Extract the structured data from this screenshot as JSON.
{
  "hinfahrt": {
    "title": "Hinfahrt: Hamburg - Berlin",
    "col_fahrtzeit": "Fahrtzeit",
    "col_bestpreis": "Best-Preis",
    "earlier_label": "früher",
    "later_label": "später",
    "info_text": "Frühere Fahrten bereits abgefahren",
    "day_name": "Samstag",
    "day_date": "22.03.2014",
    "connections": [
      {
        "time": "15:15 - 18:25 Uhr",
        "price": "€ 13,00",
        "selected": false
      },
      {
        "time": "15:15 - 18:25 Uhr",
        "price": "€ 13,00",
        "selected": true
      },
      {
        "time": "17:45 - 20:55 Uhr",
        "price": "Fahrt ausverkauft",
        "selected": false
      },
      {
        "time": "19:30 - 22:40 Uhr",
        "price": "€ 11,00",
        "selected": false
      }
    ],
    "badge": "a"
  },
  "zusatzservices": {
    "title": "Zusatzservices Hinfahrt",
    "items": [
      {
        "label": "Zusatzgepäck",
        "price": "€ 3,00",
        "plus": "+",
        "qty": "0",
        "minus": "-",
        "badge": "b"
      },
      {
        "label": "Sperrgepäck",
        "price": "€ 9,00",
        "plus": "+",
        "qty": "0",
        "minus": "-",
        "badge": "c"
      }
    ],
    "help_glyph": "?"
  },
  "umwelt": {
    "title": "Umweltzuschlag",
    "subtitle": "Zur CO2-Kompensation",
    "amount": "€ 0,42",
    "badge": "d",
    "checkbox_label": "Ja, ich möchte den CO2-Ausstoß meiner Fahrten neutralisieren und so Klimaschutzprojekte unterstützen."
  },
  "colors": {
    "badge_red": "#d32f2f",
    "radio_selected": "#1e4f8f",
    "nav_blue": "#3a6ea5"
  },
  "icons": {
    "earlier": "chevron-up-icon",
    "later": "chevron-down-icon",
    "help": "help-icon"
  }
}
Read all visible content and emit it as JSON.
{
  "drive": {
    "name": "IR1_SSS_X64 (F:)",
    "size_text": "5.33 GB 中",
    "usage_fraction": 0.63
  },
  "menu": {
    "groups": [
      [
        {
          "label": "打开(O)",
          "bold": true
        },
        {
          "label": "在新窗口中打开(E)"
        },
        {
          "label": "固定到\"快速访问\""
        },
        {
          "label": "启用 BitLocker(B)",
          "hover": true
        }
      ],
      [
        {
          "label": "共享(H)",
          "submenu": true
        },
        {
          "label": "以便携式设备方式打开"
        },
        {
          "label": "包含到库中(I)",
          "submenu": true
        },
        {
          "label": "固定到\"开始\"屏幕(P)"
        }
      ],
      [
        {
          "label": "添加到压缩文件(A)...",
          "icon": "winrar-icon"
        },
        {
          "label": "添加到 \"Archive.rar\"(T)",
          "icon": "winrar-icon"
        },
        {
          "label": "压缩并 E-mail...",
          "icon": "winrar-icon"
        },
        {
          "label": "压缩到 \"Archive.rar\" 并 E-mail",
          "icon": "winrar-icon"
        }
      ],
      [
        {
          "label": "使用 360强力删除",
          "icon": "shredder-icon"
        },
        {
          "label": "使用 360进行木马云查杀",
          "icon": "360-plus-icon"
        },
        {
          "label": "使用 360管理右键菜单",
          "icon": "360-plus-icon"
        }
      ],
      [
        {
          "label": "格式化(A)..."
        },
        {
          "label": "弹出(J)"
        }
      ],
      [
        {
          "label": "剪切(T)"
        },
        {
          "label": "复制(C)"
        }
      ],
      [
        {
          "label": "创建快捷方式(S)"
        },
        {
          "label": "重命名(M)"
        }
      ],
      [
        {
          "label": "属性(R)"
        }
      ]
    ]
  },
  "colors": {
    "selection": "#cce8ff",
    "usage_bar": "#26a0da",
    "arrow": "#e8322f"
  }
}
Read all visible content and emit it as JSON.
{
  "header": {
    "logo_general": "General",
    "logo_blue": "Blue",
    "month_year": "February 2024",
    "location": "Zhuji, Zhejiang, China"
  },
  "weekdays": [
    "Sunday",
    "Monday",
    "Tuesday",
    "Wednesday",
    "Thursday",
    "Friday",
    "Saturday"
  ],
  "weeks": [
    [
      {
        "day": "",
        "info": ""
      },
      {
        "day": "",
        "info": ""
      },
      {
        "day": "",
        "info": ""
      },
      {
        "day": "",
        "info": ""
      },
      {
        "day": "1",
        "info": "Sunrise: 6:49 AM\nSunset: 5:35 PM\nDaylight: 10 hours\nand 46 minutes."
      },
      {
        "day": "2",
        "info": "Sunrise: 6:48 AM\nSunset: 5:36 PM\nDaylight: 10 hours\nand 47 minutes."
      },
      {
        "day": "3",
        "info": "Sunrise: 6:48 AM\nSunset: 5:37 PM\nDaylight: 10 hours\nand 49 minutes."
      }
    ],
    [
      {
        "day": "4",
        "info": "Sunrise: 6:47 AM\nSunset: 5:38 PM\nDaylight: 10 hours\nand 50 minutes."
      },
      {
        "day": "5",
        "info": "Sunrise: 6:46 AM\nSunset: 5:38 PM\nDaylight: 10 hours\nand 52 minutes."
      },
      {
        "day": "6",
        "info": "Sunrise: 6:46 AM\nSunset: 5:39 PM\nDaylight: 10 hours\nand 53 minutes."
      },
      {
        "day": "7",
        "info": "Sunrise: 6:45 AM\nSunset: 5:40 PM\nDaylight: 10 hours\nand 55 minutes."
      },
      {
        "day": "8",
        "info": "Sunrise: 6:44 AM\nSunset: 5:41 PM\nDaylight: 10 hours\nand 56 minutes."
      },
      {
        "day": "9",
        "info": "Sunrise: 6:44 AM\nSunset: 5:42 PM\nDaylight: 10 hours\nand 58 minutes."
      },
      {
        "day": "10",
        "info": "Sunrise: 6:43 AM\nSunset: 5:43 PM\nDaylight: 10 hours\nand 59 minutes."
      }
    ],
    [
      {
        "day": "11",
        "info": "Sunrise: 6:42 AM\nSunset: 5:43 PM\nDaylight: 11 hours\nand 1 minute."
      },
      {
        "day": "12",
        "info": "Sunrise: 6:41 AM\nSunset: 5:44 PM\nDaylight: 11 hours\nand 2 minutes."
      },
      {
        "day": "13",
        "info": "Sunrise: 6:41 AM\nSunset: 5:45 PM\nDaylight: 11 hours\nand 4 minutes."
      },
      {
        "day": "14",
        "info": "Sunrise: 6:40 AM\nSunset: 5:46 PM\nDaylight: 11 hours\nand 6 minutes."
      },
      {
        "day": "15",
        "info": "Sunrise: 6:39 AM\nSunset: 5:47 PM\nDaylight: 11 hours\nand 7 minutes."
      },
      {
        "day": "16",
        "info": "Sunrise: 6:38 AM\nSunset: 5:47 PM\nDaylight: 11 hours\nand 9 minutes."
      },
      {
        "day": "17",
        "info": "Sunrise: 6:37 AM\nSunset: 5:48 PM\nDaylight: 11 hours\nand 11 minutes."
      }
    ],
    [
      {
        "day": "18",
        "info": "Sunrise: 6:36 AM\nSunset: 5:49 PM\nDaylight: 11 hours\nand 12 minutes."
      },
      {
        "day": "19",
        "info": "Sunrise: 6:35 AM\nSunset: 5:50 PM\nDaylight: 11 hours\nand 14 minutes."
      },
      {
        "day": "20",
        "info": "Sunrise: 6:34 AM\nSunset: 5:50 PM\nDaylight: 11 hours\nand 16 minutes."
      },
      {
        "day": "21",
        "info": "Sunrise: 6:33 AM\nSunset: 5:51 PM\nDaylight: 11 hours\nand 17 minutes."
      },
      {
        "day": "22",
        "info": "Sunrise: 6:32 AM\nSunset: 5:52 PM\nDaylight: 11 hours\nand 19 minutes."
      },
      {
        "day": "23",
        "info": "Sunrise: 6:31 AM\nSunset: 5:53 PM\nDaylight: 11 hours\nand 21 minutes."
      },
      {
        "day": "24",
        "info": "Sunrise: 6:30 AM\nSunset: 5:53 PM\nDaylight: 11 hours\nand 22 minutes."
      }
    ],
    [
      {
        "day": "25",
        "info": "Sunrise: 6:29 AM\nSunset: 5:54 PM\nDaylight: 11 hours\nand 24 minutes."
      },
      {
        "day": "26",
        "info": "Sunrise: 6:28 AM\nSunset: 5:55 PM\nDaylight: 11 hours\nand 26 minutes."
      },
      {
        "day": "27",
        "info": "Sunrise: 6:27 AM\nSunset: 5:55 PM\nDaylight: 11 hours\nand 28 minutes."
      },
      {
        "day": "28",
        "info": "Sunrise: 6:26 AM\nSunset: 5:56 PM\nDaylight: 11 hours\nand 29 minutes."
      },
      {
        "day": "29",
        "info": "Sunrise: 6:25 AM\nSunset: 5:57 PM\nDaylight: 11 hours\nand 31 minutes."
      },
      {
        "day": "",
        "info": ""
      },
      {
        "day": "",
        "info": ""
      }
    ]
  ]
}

Task description
Filter the records, keeping only lines that contain "Fahrten", and show those lines.

Task solution
    "info_text": "Frühere Fahrten bereits abgefahren",
    "checkbox_label": "Ja, ich möchte den CO2-Ausstoß meiner Fahrten neutralisieren und so Klimaschutzprojekte unterstützen."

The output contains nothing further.